• TEXT EXTRACT:
#####
I will admit, when Panama adopted Law 23 in April of 2015 I groaned – “another law, another supervisory body”: as if there weren’t enough already! As lawyers, we are already subject to the Fourth Chamber (Sala Cuarta) of the Supreme Court, as well as being subject to the oversight of the Colegio Nacional de Abogados (Panama’s Law Society). We already had Law 2 (2011) and Law 47 (2013). And yet, neither of these bodies is charged with the oversight and supervision of compliance with AML/CFT rules.
Law 23 (2015), whose purpose is “to prevent money laundering, financing of terrorism and financing of the proliferation of weapons of mass destruction” established the framework for the “Administration Office for Supervision of Non-Financial Subjects”, as part of the Ministry of Economy & Finance. The administrator, Francisco Bustamante, has already participated in meetings to establish a series of training sessions, particularly aimed at operators of the Free Trade Zone in Colon, to ensure best practices are incorporated into policies and manuals, and communicated to all employees that deal with financial transactions. There is a long list of enterprises that will now fall under the supervision of this office, which were previously not supervised by any bodies. To date, supervision had been limited to the Banking Superintendence (banks and trust companies), the Insurance Superintendence (insurance companies & brokers), the Securities Market Superintendence (stock exchanges, brokers & dealers, investment advisers), and the Cooperatives.
This new office, which we will refer to as the AOSNFS (Administration Office for Supervision of Non-Financial Subjects), has the oversight of 16 sectors of the economy, which previously were reported to FAU (Financial Analysis Unit of the Ministry of Economy & Finance) in the case of suspicious financial transactions, but which were not directly subject to any supervision. There are now 20 new “subjects” that will need to report suspicious transactions over the $10,000.00 limit. These sectors are the following:
- Free Trade Zone companies, including Colon FTZ, Barú FTZ, Panamá-Pacifico & Bolsa de Diamante
- Remittance services (for sending money)
- Casinos, betting agencies and other forms of gambling
- Notaries public
It is expected that over time the AOSNFS will issues procedures and policies to be followed by companies within each of these sectors for compliance with AML/CFT measures. With the implementation of this law, adopting Executive Decree 361 (August 2015), which gives an organic structure to the AOSNFS, including offices and sub-directors, it is expected that Panama is 90% compliant with the 6 basic action plans that were agreed upon to get Panama off the grey list. Additionally to Law 23 (2015), Panama has also made modifications to the Criminal Code (tighter money laundering rules, among other things) and also a law to enhance and enable international cooperation with other agencies. As of July 2015, a round of seminars for FTZ companies and currency exchange companies already began. But, there is still a ways to go; the AOSNFS still has to finish appointing its staff, decide which systems and software to use, and then start the laborious task of working with each segment of industry to adopt appropriate Risk Based Approaches for AML/CFT.
#####
• EXCERPTED DATA:
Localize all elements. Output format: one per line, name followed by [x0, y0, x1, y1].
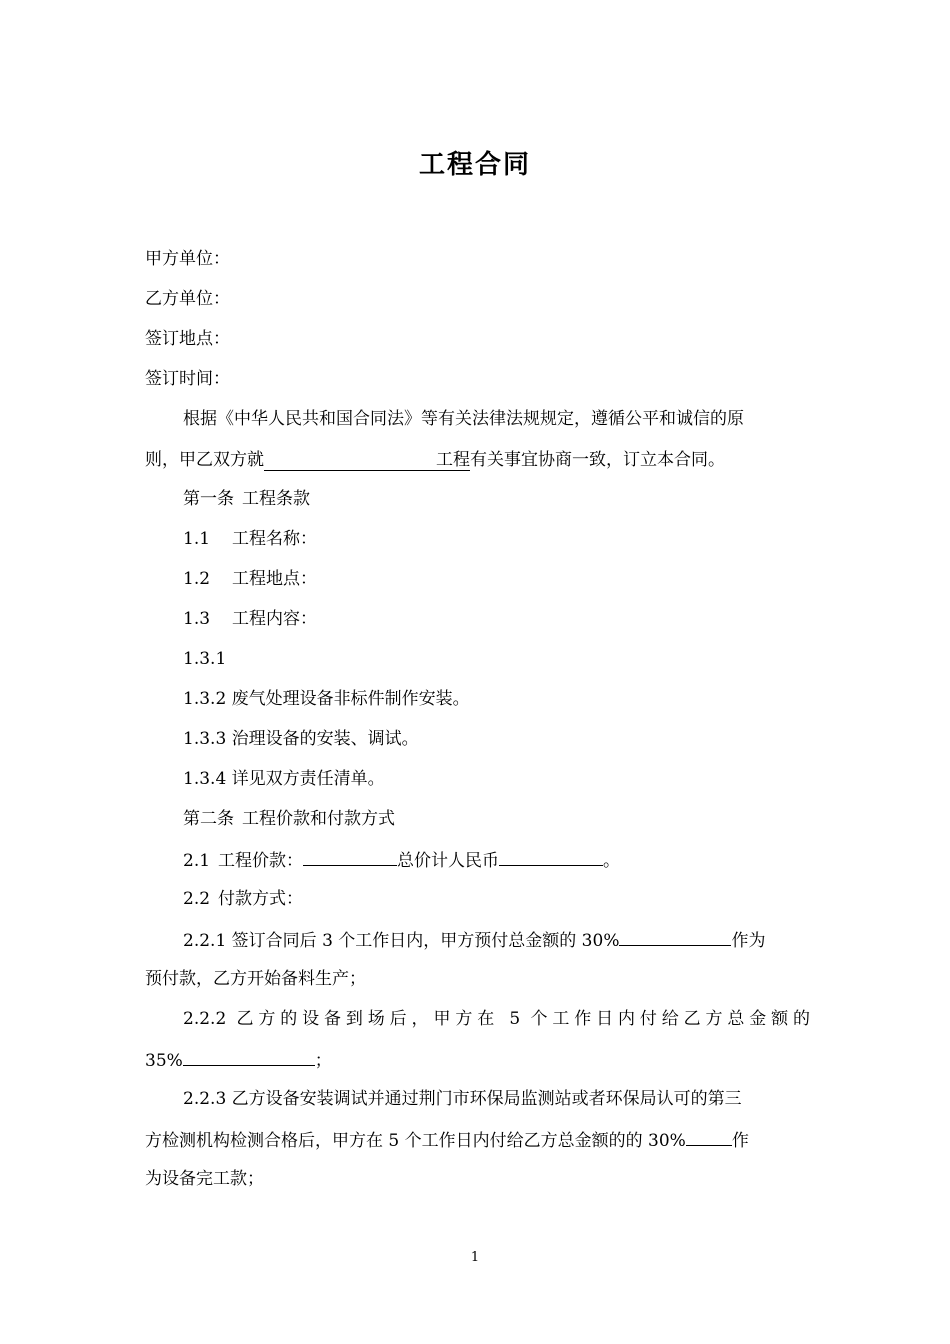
- item-1-3-1: 1.3.1: [183, 649, 227, 669]
- party-a-field: 甲方单位：: [145, 249, 230, 269]
- item-2-2-3-line-1: 2.2.3 乙方设备安装调试并通过荆门市环保局监测站或者环保局认可的第三: [183, 1089, 742, 1109]
- sign-place-field: 签订地点：: [145, 329, 230, 349]
- sign-time-field: 签订时间：: [145, 369, 230, 389]
- item-1-3-4: 1.3.4 详见双方责任清单。: [183, 769, 385, 789]
- project-name-blank: 工程: [264, 450, 470, 471]
- intro-line-2: [145, 447, 810, 472]
- item-2-2-3-line-2: 方检测机构检测合格后，甲方在 5 个工作日内付给乙方总金额的的 30% 作: [145, 1127, 810, 1153]
- completion-pay-blank: [686, 1127, 732, 1146]
- intro-text-c: 有关事宜协商一致，订立本合同。: [470, 450, 725, 470]
- intro-line-1: 根据《中华人民共和国合同法》等有关法律法规规定，遵循公平和诚信的原: [183, 409, 744, 429]
- article-2-heading: 第二条 工程价款和付款方式: [183, 809, 395, 829]
- item-1-3-2: 1.3.2 废气处理设备非标件制作安装。: [183, 689, 470, 709]
- article-1-heading: 第一条 工程条款: [183, 489, 310, 509]
- intro-text-a: 则，甲乙双方就: [145, 450, 264, 470]
- item-2-2-3-line-3: 为设备完工款；: [145, 1169, 264, 1189]
- page-number: 1: [470, 1250, 480, 1265]
- prepay-blank: [619, 927, 731, 946]
- delivery-pay-blank: [183, 1047, 315, 1066]
- item-2-1: 2.1 工程价款： 总价计人民币 。: [183, 847, 810, 873]
- contract-title: 工程合同: [418, 150, 531, 180]
- item-2-2-1-line-1: 2.2.1 签订合同后 3 个工作日内，甲方预付总金额的 30% 作为: [183, 927, 810, 953]
- item-2-2: 2.2 付款方式：: [183, 889, 304, 909]
- price-blank: [303, 847, 397, 866]
- item-2-2-2-line-1: 2.2.2 乙方的设备到场后，甲方在 5 个工作日内付给乙方总金额的: [183, 1009, 810, 1029]
- party-b-field: 乙方单位：: [145, 289, 230, 309]
- item-1-2: 1.2 工程地点：: [183, 569, 318, 589]
- total-price-blank: [499, 847, 603, 866]
- item-2-2-2-line-2: 35% ；: [145, 1047, 810, 1073]
- item-1-3-3: 1.3.3 治理设备的安装、调试。: [183, 729, 419, 749]
- item-1-1: 1.1 工程名称：: [183, 529, 318, 549]
- item-1-3: 1.3 工程内容：: [183, 609, 318, 629]
- item-2-2-1-line-2: 预付款，乙方开始备料生产；: [145, 969, 366, 989]
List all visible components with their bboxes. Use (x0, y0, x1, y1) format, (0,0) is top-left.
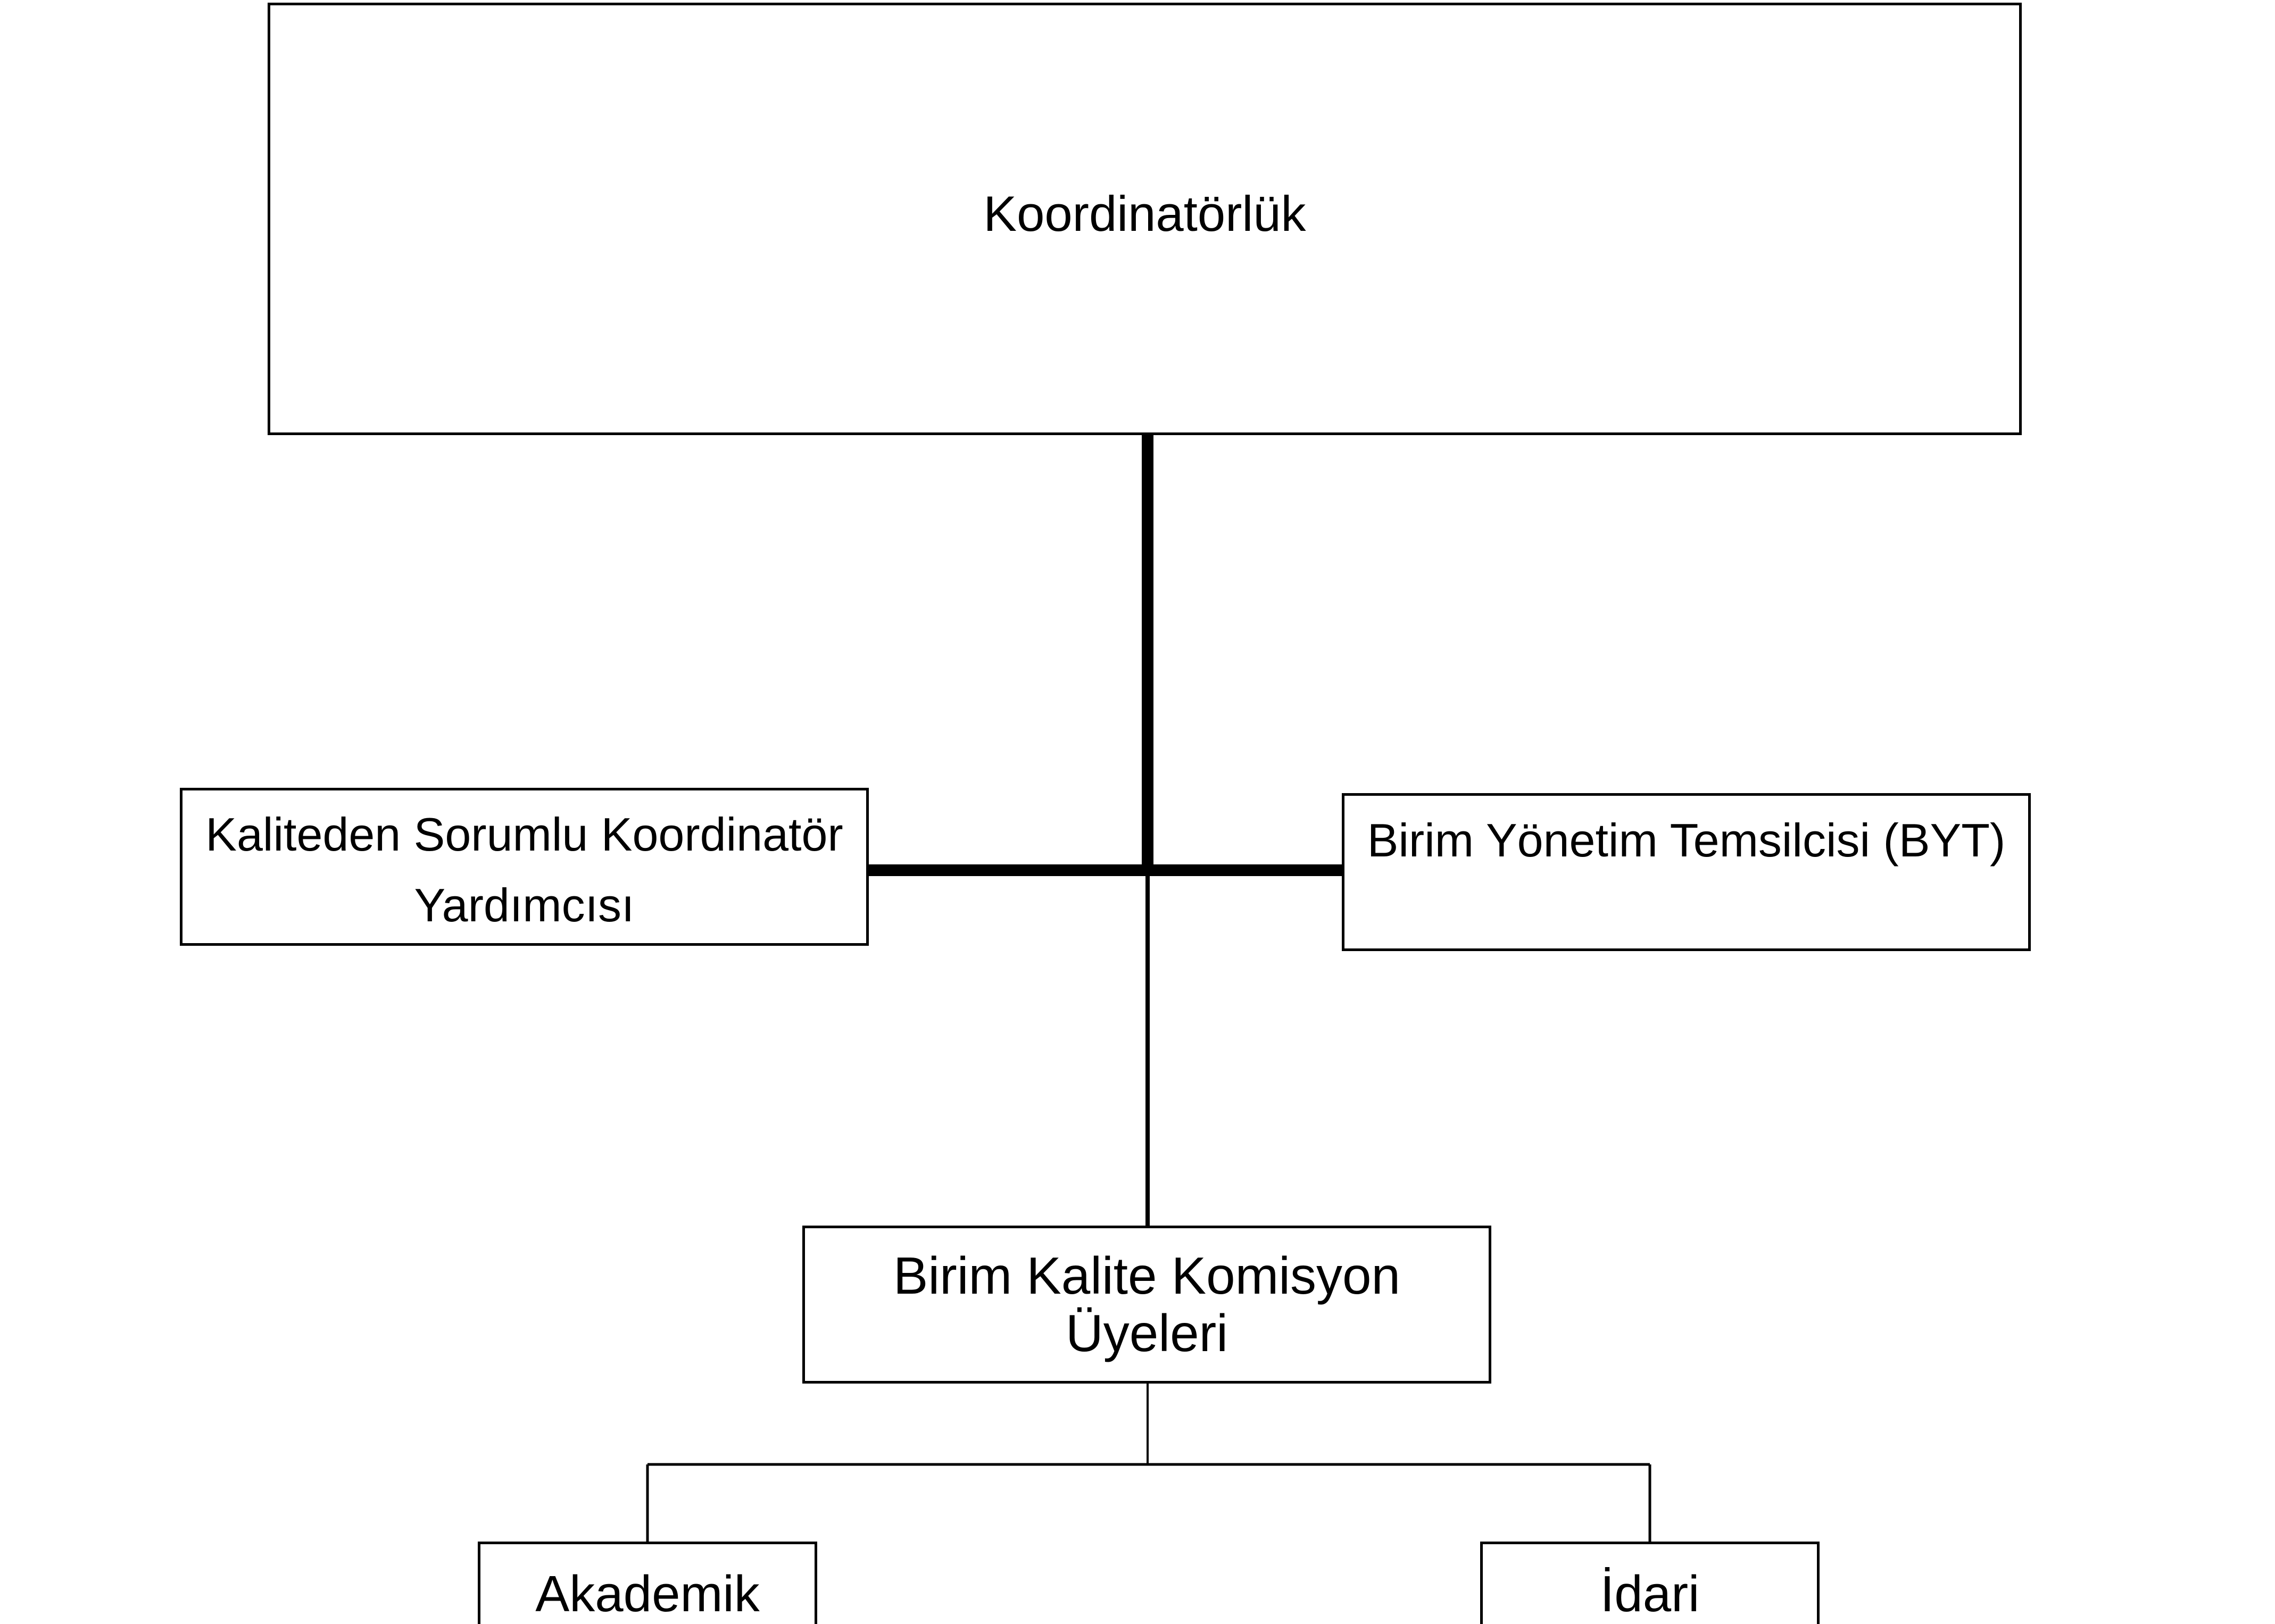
koordinator-yardimcisi-label-line2: Yardımcısı (414, 878, 635, 931)
akademik-box (478, 1542, 817, 1624)
kalite-komisyon-label-line2: Üyeleri (1066, 1303, 1228, 1362)
kalite-komisyon-uyeleri-box (802, 1226, 1491, 1384)
kalite-komisyon-label-line1: Birim Kalite Komisyon (893, 1246, 1401, 1305)
birim-yonetim-temsilcisi-box (1342, 793, 2031, 951)
koordinator-yardimcisi-label-line1: Kaliteden Sorumlu Koordinatör (205, 808, 843, 861)
idari-label: İdari (1600, 1565, 1700, 1622)
idari-box (1480, 1542, 1820, 1624)
koordinatorluk-label: Koordinatörlük (983, 185, 1306, 241)
birim-yonetim-temsilcisi-label: Birim Yönetim Temsilcisi (BYT) (1367, 814, 2006, 867)
koordinatorluk-box (268, 3, 2022, 435)
akademik-label: Akademik (535, 1565, 760, 1622)
koordinator-yardimcisi-box (180, 788, 869, 946)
#####
• PARTS OF THE EXERCISE:
- a) Extract the Law 23 passage verbatim, beginning at the words that have "I will admit, when" and stopping after "with AML/CFT rules.".
- b) Extend the Law 23 passage, picking up after its final sentence.
The records are separate material, unconnected to the Law 23 passage.

• THE REPLIES:
- a)
I will admit, when Panama adopted Law 23 in April of 2015 I groaned – “another law, another supervisory body”: as if there weren’t enough already! As lawyers, we are already subject to the Fourth Chamber (Sala Cuarta) of the Supreme Court, as well as being subject to the oversight of the Colegio Nacional de Abogados (Panama’s Law Society). We already had Law 2 (2011) and Law 47 (2013). And yet, neither of these bodies is charged with the oversight and supervision of compliance with AML/CFT rules.

- b)
As usual, the newspaper headlines in Panama focused on the fact that lawyers, accountants and auditors were to come under supervision by the AOSNFS; and yet, when you read the actual article, the main changes are with the Free Trade Zones, currency exchanges, pawn shops and remittance services. But it’s much more interesting to focus on the lawyers and accountants! Or as another news headline read “Even your lottery winnings will be scrutinised”, since one of the resolutions adopted by the AOSNFS indicated that winnings over $500.00 should be reported, as well as pawning more than $1,500.00 or sending more than $2,000.00 through remittance services. As of today, the AOSNFS has adopted and published 14 resolutions, regulating the type of reporting to be undertaken by different sectors.
If in New Zealand and Australia they have come to realise that dirty money has driven up property prices, would it be true to say the dirty money is responsible for holding Panama’s property prices at an unrealistic high? Overseas research points out that money laundering is much easier in major cities and it has a large impact on property prices, especially as prices in London have soared. In Mexico, after adopting new AML regulations for realtors, pawn shops and used car dealers, companies complained that business had dropped some 30% (Latin America: Money Laundering Grows). Panama’s requirements for developers, realtors and construction companies, in the past, were not stringent enough to deal with these issues, so some have speculated that our real estate bubble need never burst.
The new regulations (Resolution JD-001-015 of the 14 of August 2015), however, provide very practical requirements for ensuring that AML/CFT measures are adopted:
- Developers must obtain proper due diligence from any investors who participate in the project
- Builders and sub-contractors must verify the identity and details of the developer of a project
- Developers must obtain proper due diligence on realtors and agents that sell the project
- Real Estate companies must have proper documentation identifying each of their agents and any independent agents they work with
- Realtors and real estate companies must identify who is the person buying the property, and if a corporation is used, the person controlling the corporation
- In the event of any cash or cash-like transactions, identify any suspicious transactions.
Listed among the measures to be adopted, are requirements such as knowing what the purchase of property is to be used for, knowing the client in person, as well as other ways to verify the documentation that has been received. In the case of any cash or cash-like transaction, the client should provide:
- Full name
- Birth date
- Country of birth and nationality
In the case of a corporation, foundation or other legal entity being used in a purchase, it is additionally required to get full documentation on the corporation, the officers, directors and shareholders, and identify the ultimate beneficial owner. Additionally, banking and commercial references should be obtained. PEP rules have also been introduced with these regulations, which is especially important given Panama’s recent scandals involving members of the past government and their property purchases.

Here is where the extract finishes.